Written task —
Write out each line in which the string "probability" is present.

Records for this exercise —
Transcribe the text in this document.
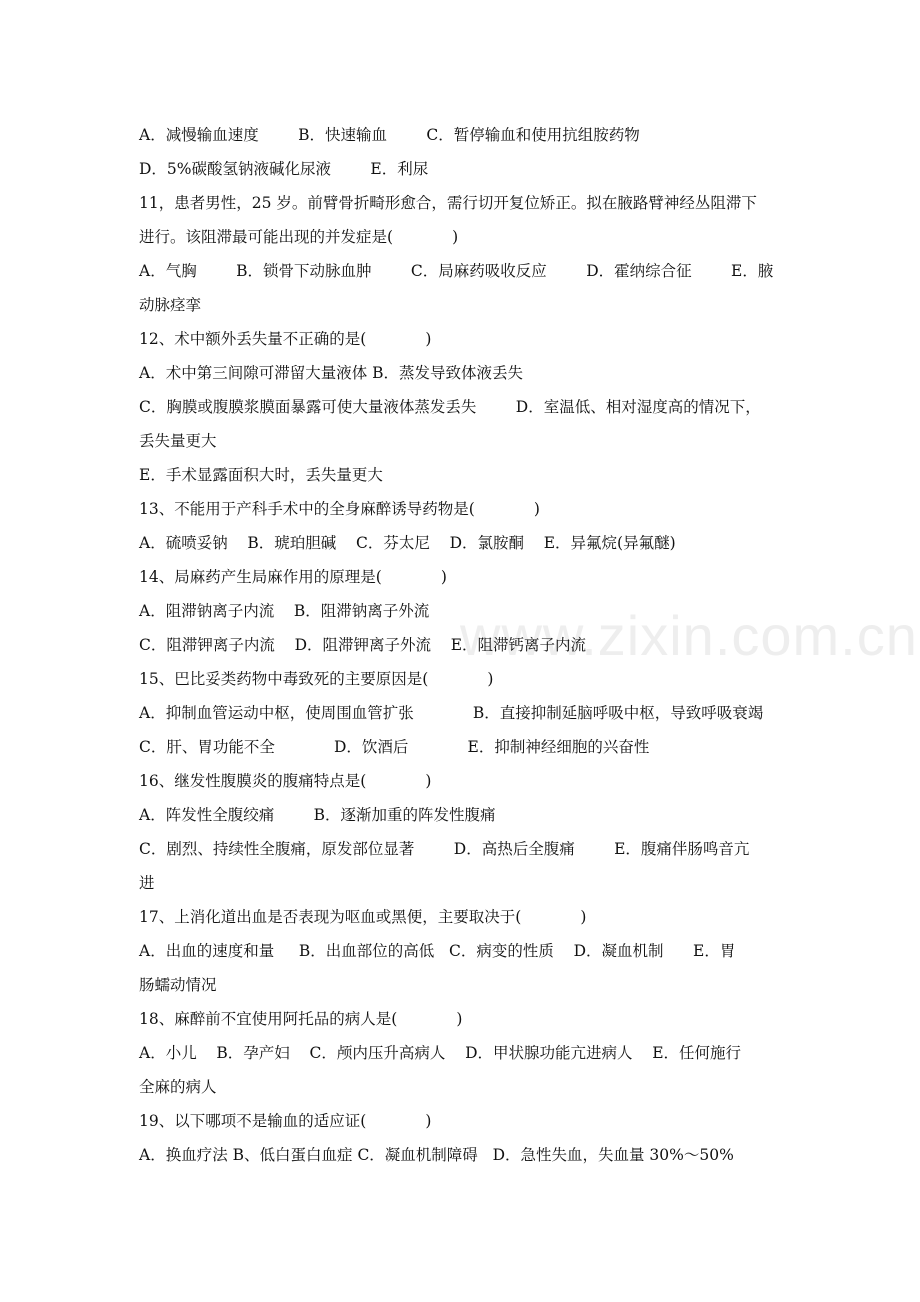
www.zixin.com.cn
A．减慢输血速度        B．快速输血        C．暂停输血和使用抗组胺药物
D．5%碳酸氢钠液碱化尿液        E．利尿
11，患者男性，25 岁。前臂骨折畸形愈合，需行切开复位矫正。拟在腋路臂神经丛阻滞下
进行。该阻滞最可能出现的并发症是(            )
A．气胸        B．锁骨下动脉血肿        C．局麻药吸收反应        D．霍纳综合征        E．腋
动脉痉挛
12、术中额外丢失量不正确的是(            )
A．术中第三间隙可滞留大量液体 B．蒸发导致体液丢失
C．胸膜或腹膜浆膜面暴露可使大量液体蒸发丢失        D．室温低、相对湿度高的情况下，
丢失量更大
E．手术显露面积大时，丢失量更大
13、不能用于产科手术中的全身麻醉诱导药物是(            )
A．硫喷妥钠    B．琥珀胆碱    C．芬太尼    D．氯胺酮    E．异氟烷(异氟醚)
14、局麻药产生局麻作用的原理是(            )
A．阻滞钠离子内流    B．阻滞钠离子外流
C．阻滞钾离子内流    D．阻滞钾离子外流    E．阻滞钙离子内流
15、巴比妥类药物中毒致死的主要原因是(            )
A．抑制血管运动中枢，使周围血管扩张            B．直接抑制延脑呼吸中枢，导致呼吸衰竭
C．肝、胃功能不全            D．饮酒后            E．抑制神经细胞的兴奋性
16、继发性腹膜炎的腹痛特点是(            )
A．阵发性全腹绞痛        B．逐渐加重的阵发性腹痛
C．剧烈、持续性全腹痛，原发部位显著        D．高热后全腹痛        E．腹痛伴肠鸣音亢
进
17、上消化道出血是否表现为呕血或黑便，主要取决于(            )
A．出血的速度和量     B．出血部位的高低   C．病变的性质    D．凝血机制      E．胃
肠蠕动情况
18、麻醉前不宜使用阿托品的病人是(            )
A．小儿    B．孕产妇    C．颅内压升高病人    D．甲状腺功能亢进病人    E．任何施行
全麻的病人
19、以下哪项不是输血的适应证(            )
A．换血疗法 B、低白蛋白血症 C．凝血机制障碍   D．急性失血，失血量 30%～50%
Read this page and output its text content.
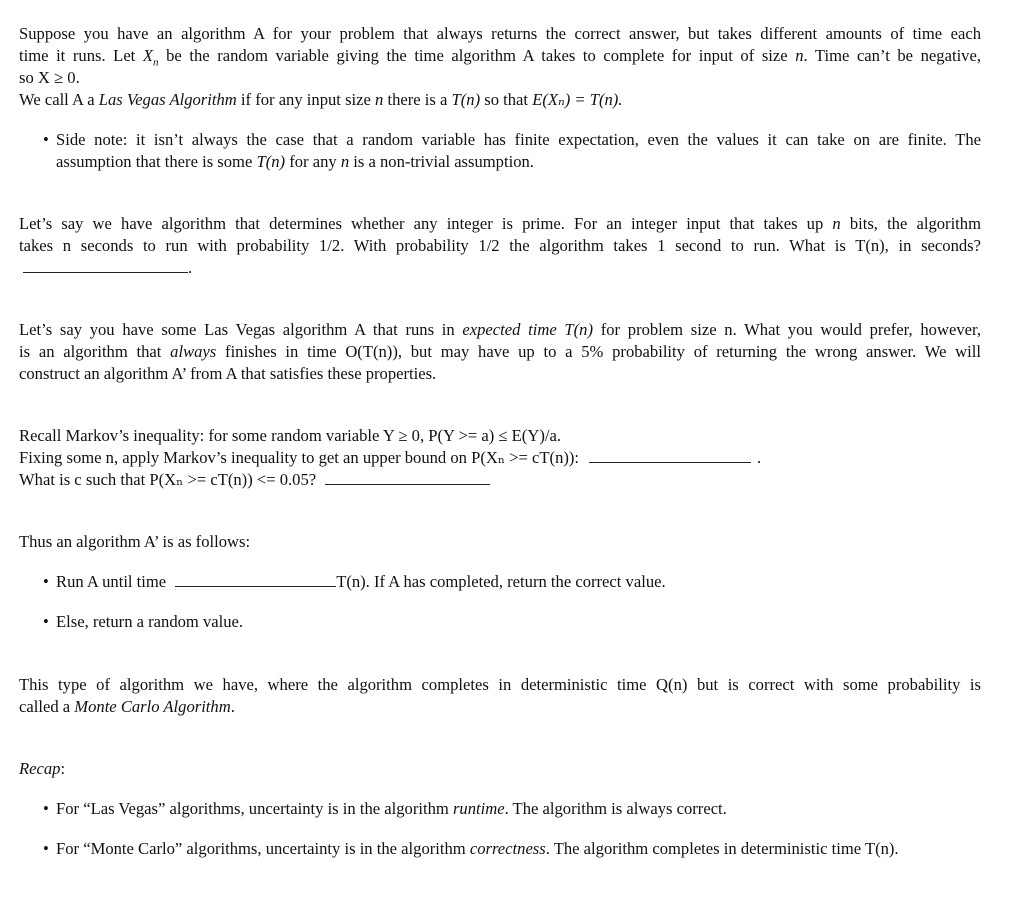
Suppose you have an algorithm A for your problem that always returns the correct answer, but takes different amounts of time each
time it runs. Let $X_n$ be the random variable giving the time algorithm A takes to complete for input of size n. Time can’t be negative,
so X ≥ 0.
We call A a Las Vegas Algorithm if for any input size n there is a T(n) so that E(Xₙ) = T(n).
• Side note: it isn’t always the case that a random variable has finite expectation, even the values it can take on are finite. The
assumption that there is some T(n) for any n is a non-trivial assumption.
Let’s say we have algorithm that determines whether any integer is prime. For an integer input that takes up n bits, the algorithm
takes n seconds to run with probability 1/2. With probability 1/2 the algorithm takes 1 second to run. What is T(n), in seconds?
.
Let’s say you have some Las Vegas algorithm A that runs in expected time T(n) for problem size n. What you would prefer, however,
is an algorithm that always finishes in time O(T(n)), but may have up to a 5% probability of returning the wrong answer. We will
construct an algorithm A’ from A that satisfies these properties.
Recall Markov’s inequality: for some random variable Y ≥ 0, P(Y >= a) ≤ E(Y)/a.
Fixing some n, apply Markov’s inequality to get an upper bound on P(Xₙ >= cT(n)):	.
What is c such that P(Xₙ >= cT(n)) <= 0.05?
Thus an algorithm A’ is as follows:
• Run A until time	T(n). If A has completed, return the correct value.
• Else, return a random value.
This type of algorithm we have, where the algorithm completes in deterministic time Q(n) but is correct with some probability is
called a Monte Carlo Algorithm.
Recap:
• For “Las Vegas” algorithms, uncertainty is in the algorithm runtime. The algorithm is always correct.
• For “Monte Carlo” algorithms, uncertainty is in the algorithm correctness. The algorithm completes in deterministic time T(n).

Answer below —
takes n seconds to run with probability 1/2. With probability 1/2 the algorithm takes 1 second to run. What is T(n), in seconds?
is an algorithm that always finishes in time O(T(n)), but may have up to a 5% probability of returning the wrong answer. We will
This type of algorithm we have, where the algorithm completes in deterministic time Q(n) but is correct with some probability is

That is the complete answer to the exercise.